# MATERIAL PROVIDED:
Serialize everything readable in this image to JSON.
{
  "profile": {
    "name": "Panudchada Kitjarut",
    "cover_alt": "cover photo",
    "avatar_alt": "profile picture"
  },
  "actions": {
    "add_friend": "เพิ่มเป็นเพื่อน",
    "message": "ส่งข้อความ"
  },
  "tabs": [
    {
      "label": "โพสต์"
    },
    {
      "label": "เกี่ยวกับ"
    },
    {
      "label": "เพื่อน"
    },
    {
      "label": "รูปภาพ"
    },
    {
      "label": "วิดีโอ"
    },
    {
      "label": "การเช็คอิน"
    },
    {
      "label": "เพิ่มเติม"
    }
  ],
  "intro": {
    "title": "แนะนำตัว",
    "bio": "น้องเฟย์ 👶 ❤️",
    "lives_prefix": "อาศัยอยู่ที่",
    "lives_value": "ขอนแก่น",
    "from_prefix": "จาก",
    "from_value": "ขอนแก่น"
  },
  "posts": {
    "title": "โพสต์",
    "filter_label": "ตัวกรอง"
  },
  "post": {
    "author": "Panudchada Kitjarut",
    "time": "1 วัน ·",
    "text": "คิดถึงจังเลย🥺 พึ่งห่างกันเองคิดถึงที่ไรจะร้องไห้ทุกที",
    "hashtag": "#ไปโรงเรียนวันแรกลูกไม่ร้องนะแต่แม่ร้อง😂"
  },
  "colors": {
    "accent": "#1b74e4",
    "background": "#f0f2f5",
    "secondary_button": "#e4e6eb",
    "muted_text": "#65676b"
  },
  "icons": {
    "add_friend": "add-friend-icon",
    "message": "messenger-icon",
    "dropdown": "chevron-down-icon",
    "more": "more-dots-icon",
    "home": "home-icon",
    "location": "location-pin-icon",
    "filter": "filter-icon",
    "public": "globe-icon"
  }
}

# STATED EXERCISE:
Your task is to quote the listing above word for word.

# RESPONSE TO THE TASK:
Serialize everything readable in this image to JSON.
{
  "profile": {
    "name": "Panudchada Kitjarut",
    "cover_alt": "cover photo",
    "avatar_alt": "profile picture"
  },
  "actions": {
    "add_friend": "เพิ่มเป็นเพื่อน",
    "message": "ส่งข้อความ"
  },
  "tabs": [
    {
      "label": "โพสต์"
    },
    {
      "label": "เกี่ยวกับ"
    },
    {
      "label": "เพื่อน"
    },
    {
      "label": "รูปภาพ"
    },
    {
      "label": "วิดีโอ"
    },
    {
      "label": "การเช็คอิน"
    },
    {
      "label": "เพิ่มเติม"
    }
  ],
  "intro": {
    "title": "แนะนำตัว",
    "bio": "น้องเฟย์ 👶 ❤️",
    "lives_prefix": "อาศัยอยู่ที่",
    "lives_value": "ขอนแก่น",
    "from_prefix": "จาก",
    "from_value": "ขอนแก่น"
  },
  "posts": {
    "title": "โพสต์",
    "filter_label": "ตัวกรอง"
  },
  "post": {
    "author": "Panudchada Kitjarut",
    "time": "1 วัน ·",
    "text": "คิดถึงจังเลย🥺 พึ่งห่างกันเองคิดถึงที่ไรจะร้องไห้ทุกที",
    "hashtag": "#ไปโรงเรียนวันแรกลูกไม่ร้องนะแต่แม่ร้อง😂"
  },
  "colors": {
    "accent": "#1b74e4",
    "background": "#f0f2f5",
    "secondary_button": "#e4e6eb",
    "muted_text": "#65676b"
  },
  "icons": {
    "add_friend": "add-friend-icon",
    "message": "messenger-icon",
    "dropdown": "chevron-down-icon",
    "more": "more-dots-icon",
    "home": "home-icon",
    "location": "location-pin-icon",
    "filter": "filter-icon",
    "public": "globe-icon"
  }
}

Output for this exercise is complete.